## What you are asked to do
Work through the following lines and count those that hold the word "John". Reply with that number only.

## Material for this task

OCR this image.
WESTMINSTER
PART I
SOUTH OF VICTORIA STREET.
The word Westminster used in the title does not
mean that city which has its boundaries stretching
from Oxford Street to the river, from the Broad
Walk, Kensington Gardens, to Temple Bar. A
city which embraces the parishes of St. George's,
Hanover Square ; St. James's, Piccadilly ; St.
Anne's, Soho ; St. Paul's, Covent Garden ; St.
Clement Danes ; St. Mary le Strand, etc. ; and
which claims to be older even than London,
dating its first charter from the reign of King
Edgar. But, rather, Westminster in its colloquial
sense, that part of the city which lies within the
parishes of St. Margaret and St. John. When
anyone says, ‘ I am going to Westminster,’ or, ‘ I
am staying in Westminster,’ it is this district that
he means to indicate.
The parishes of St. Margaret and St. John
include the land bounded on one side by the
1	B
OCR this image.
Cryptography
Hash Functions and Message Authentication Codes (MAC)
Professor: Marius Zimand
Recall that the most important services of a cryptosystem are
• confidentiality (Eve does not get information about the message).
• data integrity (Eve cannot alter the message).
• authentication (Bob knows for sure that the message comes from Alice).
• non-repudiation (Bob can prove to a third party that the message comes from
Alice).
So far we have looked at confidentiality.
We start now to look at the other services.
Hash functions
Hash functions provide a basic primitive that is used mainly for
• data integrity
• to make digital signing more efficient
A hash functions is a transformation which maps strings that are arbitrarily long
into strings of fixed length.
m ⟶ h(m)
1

## Completed task
2